Count the lines below that contain the word "type", and give only that number.

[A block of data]
------------------------
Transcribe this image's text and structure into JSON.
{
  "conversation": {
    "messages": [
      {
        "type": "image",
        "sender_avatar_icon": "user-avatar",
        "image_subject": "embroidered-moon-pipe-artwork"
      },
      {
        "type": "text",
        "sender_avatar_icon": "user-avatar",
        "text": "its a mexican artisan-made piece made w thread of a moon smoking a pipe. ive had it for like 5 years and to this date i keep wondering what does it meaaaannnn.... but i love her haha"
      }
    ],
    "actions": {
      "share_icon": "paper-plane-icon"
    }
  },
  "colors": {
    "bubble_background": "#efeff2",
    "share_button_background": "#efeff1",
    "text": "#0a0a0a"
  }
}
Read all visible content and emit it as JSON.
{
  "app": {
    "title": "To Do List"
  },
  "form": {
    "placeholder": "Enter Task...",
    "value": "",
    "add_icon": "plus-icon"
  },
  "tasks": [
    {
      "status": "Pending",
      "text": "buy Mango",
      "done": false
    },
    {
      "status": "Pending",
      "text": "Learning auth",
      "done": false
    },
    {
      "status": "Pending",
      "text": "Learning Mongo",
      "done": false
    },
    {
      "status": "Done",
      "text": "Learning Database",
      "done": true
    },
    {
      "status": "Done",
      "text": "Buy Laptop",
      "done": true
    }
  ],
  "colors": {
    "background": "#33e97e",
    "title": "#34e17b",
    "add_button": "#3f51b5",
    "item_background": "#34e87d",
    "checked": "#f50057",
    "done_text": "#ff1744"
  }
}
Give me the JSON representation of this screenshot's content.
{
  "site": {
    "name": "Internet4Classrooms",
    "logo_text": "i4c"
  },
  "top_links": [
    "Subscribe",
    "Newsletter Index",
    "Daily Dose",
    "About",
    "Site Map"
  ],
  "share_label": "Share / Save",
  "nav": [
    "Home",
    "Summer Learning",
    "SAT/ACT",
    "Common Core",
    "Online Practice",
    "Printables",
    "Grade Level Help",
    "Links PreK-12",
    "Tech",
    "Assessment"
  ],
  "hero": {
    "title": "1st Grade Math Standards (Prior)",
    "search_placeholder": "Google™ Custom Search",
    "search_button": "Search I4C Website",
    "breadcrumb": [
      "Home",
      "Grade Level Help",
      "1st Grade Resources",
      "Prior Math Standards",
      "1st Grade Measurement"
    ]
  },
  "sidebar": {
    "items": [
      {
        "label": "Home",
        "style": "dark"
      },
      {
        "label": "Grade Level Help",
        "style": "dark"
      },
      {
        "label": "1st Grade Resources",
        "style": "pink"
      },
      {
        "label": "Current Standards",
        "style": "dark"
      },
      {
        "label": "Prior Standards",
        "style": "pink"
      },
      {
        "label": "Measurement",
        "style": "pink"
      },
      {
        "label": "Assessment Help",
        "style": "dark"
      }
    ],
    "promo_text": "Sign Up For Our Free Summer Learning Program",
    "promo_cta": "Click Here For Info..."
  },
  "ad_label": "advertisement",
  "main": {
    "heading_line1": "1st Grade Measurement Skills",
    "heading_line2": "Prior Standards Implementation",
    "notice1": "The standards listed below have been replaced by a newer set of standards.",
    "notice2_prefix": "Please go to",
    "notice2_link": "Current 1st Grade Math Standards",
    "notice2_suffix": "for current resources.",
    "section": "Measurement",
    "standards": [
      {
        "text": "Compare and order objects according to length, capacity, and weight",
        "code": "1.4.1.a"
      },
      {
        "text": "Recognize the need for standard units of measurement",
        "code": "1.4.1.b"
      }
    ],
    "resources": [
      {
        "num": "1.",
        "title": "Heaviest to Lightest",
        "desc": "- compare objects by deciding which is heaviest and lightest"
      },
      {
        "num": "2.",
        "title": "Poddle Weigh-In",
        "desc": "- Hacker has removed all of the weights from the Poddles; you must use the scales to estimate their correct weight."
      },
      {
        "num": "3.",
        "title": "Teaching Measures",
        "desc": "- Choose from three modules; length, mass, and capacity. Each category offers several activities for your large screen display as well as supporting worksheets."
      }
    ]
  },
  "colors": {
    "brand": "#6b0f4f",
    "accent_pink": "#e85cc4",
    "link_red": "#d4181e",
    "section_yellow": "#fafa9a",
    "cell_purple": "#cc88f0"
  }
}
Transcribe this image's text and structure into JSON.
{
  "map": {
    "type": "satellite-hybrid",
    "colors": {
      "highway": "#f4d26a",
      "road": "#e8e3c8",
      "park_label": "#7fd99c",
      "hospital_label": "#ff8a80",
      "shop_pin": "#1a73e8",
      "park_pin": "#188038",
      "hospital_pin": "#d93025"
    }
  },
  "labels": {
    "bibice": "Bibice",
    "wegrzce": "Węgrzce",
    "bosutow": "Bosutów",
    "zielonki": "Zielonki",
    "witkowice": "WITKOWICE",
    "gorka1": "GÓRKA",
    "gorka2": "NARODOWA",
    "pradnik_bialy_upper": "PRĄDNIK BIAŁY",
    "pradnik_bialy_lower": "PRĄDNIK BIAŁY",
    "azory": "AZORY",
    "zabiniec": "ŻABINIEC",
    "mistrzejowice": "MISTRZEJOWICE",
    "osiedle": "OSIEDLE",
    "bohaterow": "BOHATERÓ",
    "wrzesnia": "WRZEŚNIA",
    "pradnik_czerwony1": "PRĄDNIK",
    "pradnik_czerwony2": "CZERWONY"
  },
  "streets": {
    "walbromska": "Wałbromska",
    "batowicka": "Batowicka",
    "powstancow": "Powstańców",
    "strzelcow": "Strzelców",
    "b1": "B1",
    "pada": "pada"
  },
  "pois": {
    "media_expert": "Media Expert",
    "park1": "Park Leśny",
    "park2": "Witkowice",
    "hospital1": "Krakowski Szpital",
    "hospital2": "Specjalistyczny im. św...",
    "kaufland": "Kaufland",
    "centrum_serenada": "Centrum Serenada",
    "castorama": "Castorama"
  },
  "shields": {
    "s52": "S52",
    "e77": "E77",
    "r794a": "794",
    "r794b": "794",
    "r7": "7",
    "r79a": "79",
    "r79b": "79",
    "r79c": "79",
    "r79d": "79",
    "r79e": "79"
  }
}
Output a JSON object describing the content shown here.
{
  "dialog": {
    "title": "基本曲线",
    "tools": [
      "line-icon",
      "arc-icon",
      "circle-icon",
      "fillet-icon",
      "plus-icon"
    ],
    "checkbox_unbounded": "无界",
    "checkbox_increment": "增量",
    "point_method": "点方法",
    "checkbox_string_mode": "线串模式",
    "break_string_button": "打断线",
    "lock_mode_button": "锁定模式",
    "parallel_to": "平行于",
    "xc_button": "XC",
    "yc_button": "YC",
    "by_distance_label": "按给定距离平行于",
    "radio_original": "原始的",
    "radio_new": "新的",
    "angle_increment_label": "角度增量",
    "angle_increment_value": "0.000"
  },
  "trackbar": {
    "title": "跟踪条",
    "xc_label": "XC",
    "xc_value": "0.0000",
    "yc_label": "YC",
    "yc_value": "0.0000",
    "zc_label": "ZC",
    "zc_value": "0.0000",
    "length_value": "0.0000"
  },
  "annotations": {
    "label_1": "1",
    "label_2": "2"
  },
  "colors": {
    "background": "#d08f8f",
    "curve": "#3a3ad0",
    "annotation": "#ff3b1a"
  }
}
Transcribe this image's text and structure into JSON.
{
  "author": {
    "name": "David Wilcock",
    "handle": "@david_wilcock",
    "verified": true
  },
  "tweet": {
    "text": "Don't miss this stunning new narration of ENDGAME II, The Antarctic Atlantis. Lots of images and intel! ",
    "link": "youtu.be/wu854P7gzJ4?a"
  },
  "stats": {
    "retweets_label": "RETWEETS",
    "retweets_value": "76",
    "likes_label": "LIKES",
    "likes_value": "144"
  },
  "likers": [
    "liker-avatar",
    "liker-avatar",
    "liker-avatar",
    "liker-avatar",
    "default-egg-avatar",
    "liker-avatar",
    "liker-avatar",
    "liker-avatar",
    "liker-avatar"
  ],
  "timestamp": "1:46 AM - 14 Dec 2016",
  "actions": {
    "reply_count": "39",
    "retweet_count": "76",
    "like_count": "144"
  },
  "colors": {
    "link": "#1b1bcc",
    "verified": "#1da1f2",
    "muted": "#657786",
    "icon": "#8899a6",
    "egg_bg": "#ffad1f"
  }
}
------------------------
# Correct output
3